§ TO DO:
Write out the material exactly, without any of its pictures.
────
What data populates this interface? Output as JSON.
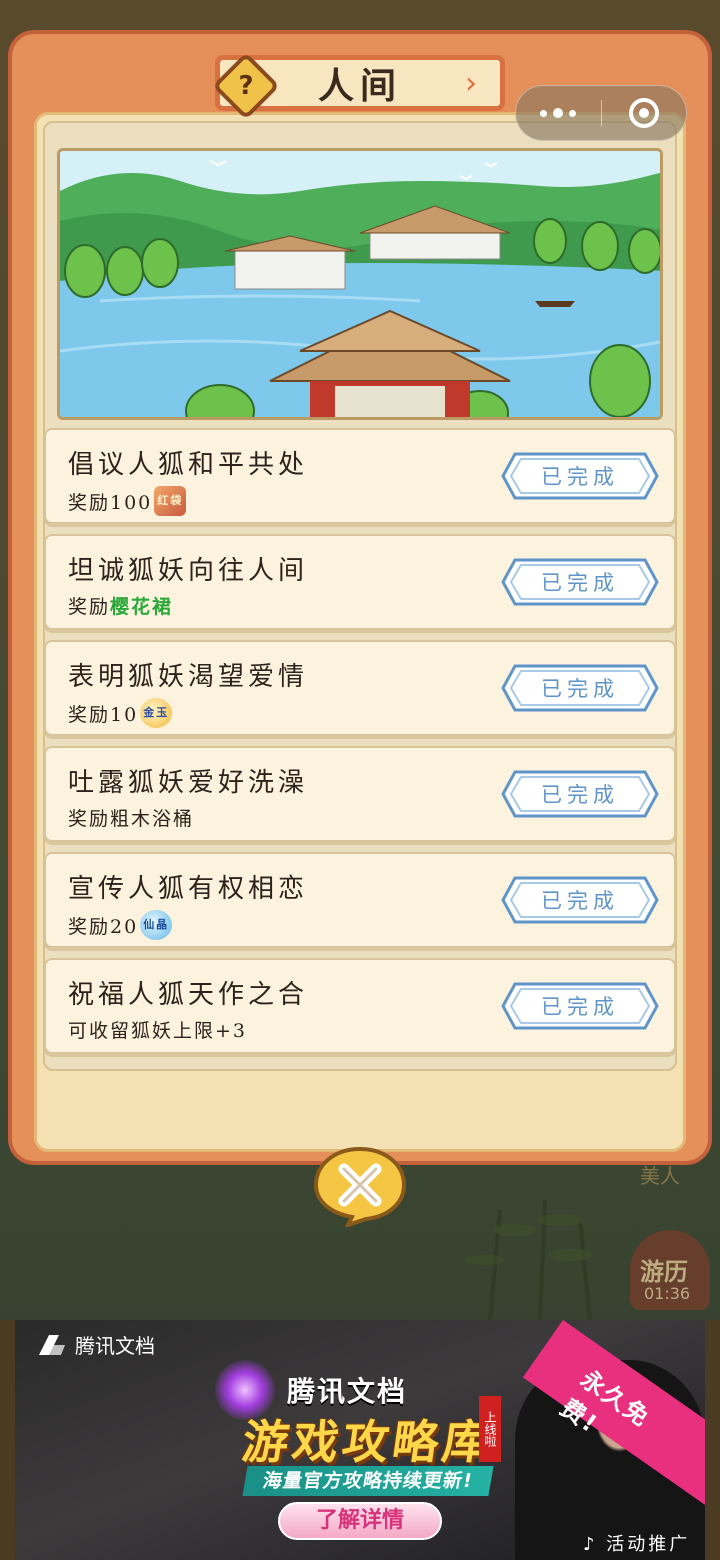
{
  "panel": {
    "title": "人间",
    "help_symbol": "?"
  },
  "tasks": [
    {
      "title": "倡议人狐和平共处",
      "reward_prefix": "奖励100",
      "reward_item": "",
      "reward_icon_text": "红袋",
      "done_label": "已完成"
    },
    {
      "title": "坦诚狐妖向往人间",
      "reward_prefix": "奖励",
      "reward_item": "樱花裙",
      "reward_icon_text": "",
      "done_label": "已完成"
    },
    {
      "title": "表明狐妖渴望爱情",
      "reward_prefix": "奖励10",
      "reward_item": "",
      "reward_icon_text": "金玉",
      "done_label": "已完成"
    },
    {
      "title": "吐露狐妖爱好洗澡",
      "reward_prefix": "奖励粗木浴桶",
      "reward_item": "",
      "reward_icon_text": "",
      "done_label": "已完成"
    },
    {
      "title": "宣传人狐有权相恋",
      "reward_prefix": "奖励20",
      "reward_item": "",
      "reward_icon_text": "仙晶",
      "done_label": "已完成"
    },
    {
      "title": "祝福人狐天作之合",
      "reward_prefix": "可收留狐妖上限+3",
      "reward_item": "",
      "reward_icon_text": "",
      "done_label": "已完成"
    }
  ],
  "background": {
    "badge_title": "游历",
    "badge_time": "01:36",
    "side_text_1": "美人"
  },
  "ad": {
    "brand": "腾讯文档",
    "title_small": "腾讯文档",
    "title_big": "游戏攻略库",
    "stamp": "上线啦",
    "subtitle": "海量官方攻略持续更新!",
    "cta": "了解详情",
    "corner": "永久免费!",
    "tag": "活动推广"
  },
  "colors": {
    "panel_orange": "#e58f5a",
    "paper": "#fbf3de",
    "done_blue": "#5f95c9",
    "reward_green": "#2aa83a"
  }
}
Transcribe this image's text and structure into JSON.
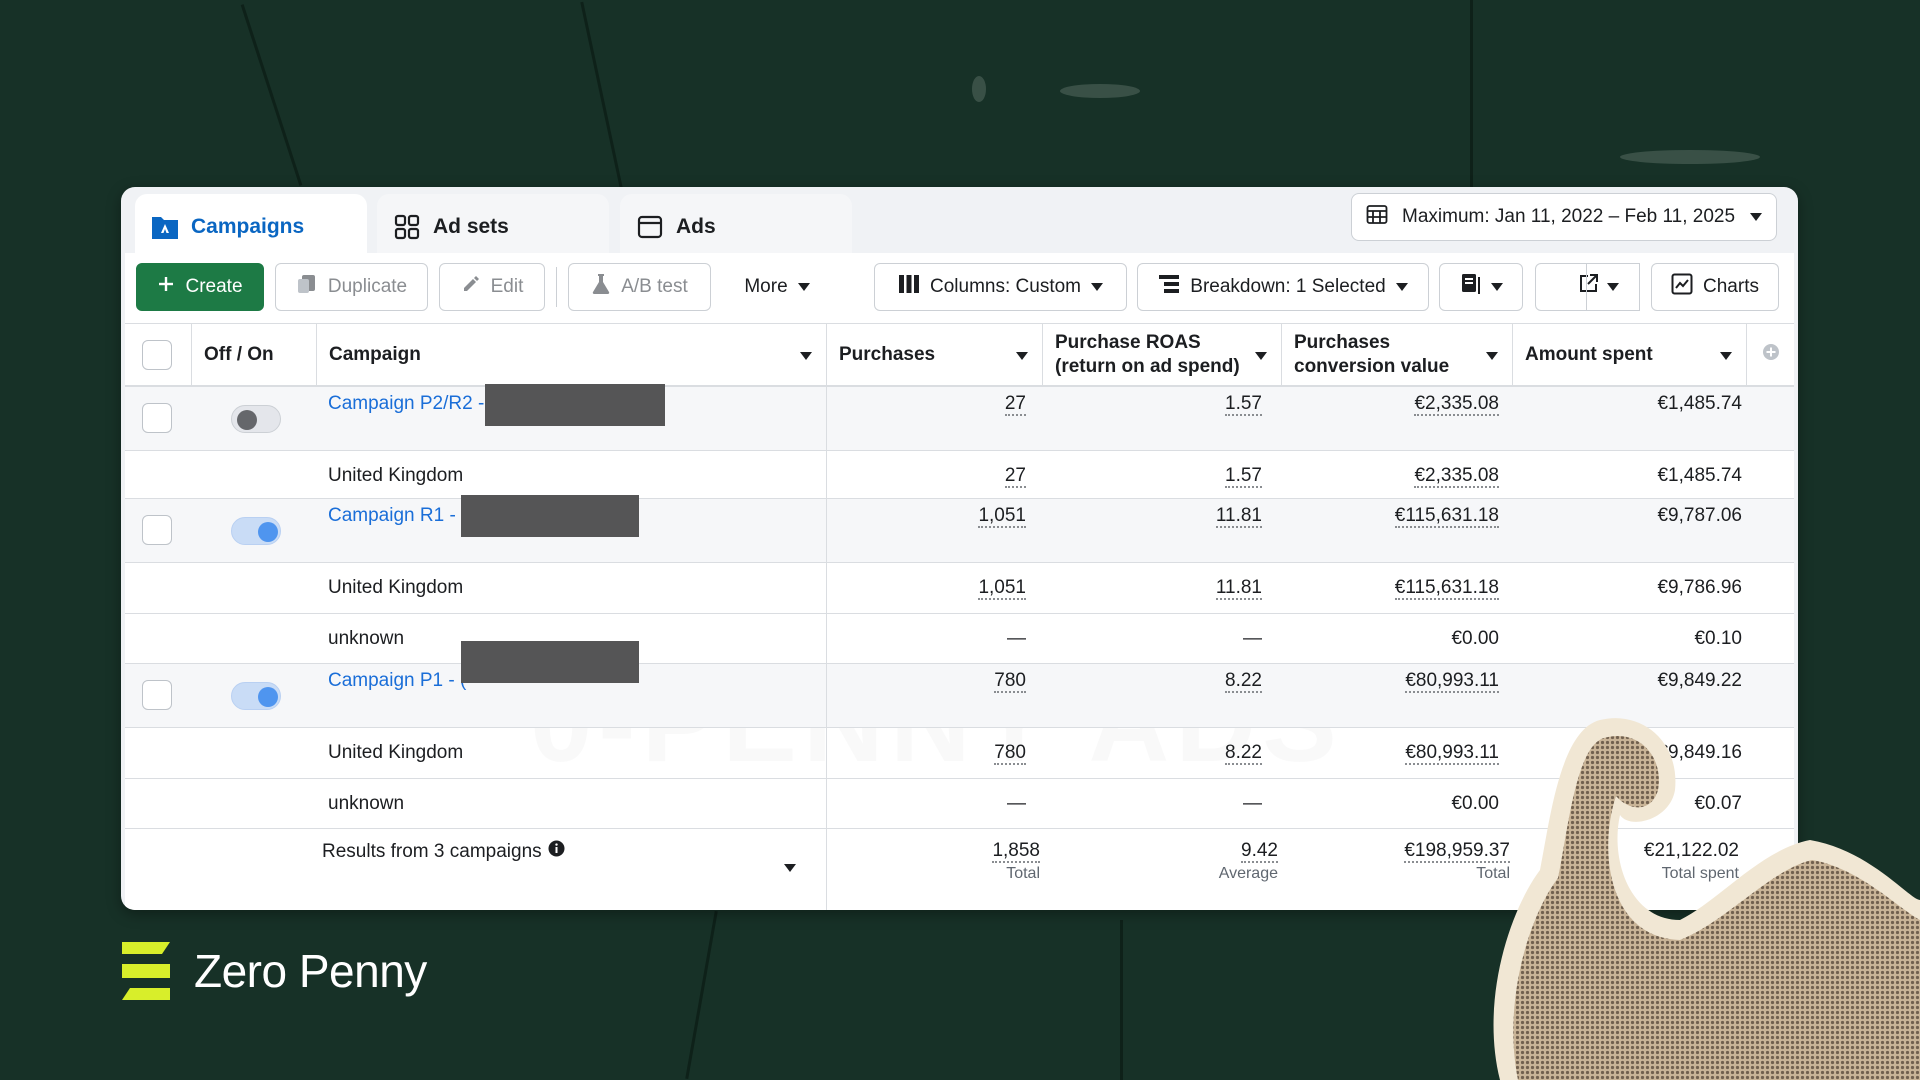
────
§ EXERCISE SOLUTION:
What data populates this interface? Output as JSON.
{
  "panel": {
    "title": "人间",
    "help_symbol": "?"
  },
  "tasks": [
    {
      "title": "倡议人狐和平共处",
      "reward_prefix": "奖励100",
      "reward_item": "",
      "reward_icon_text": "红袋",
      "done_label": "已完成"
    },
    {
      "title": "坦诚狐妖向往人间",
      "reward_prefix": "奖励",
      "reward_item": "樱花裙",
      "reward_icon_text": "",
      "done_label": "已完成"
    },
    {
      "title": "表明狐妖渴望爱情",
      "reward_prefix": "奖励10",
      "reward_item": "",
      "reward_icon_text": "金玉",
      "done_label": "已完成"
    },
    {
      "title": "吐露狐妖爱好洗澡",
      "reward_prefix": "奖励粗木浴桶",
      "reward_item": "",
      "reward_icon_text": "",
      "done_label": "已完成"
    },
    {
      "title": "宣传人狐有权相恋",
      "reward_prefix": "奖励20",
      "reward_item": "",
      "reward_icon_text": "仙晶",
      "done_label": "已完成"
    },
    {
      "title": "祝福人狐天作之合",
      "reward_prefix": "可收留狐妖上限+3",
      "reward_item": "",
      "reward_icon_text": "",
      "done_label": "已完成"
    }
  ],
  "background": {
    "badge_title": "游历",
    "badge_time": "01:36",
    "side_text_1": "美人"
  },
  "ad": {
    "brand": "腾讯文档",
    "title_small": "腾讯文档",
    "title_big": "游戏攻略库",
    "stamp": "上线啦",
    "subtitle": "海量官方攻略持续更新!",
    "cta": "了解详情",
    "corner": "永久免费!",
    "tag": "活动推广"
  },
  "colors": {
    "panel_orange": "#e58f5a",
    "paper": "#fbf3de",
    "done_blue": "#5f95c9",
    "reward_green": "#2aa83a"
  }
}
Transcribe this image's text and structure into JSON.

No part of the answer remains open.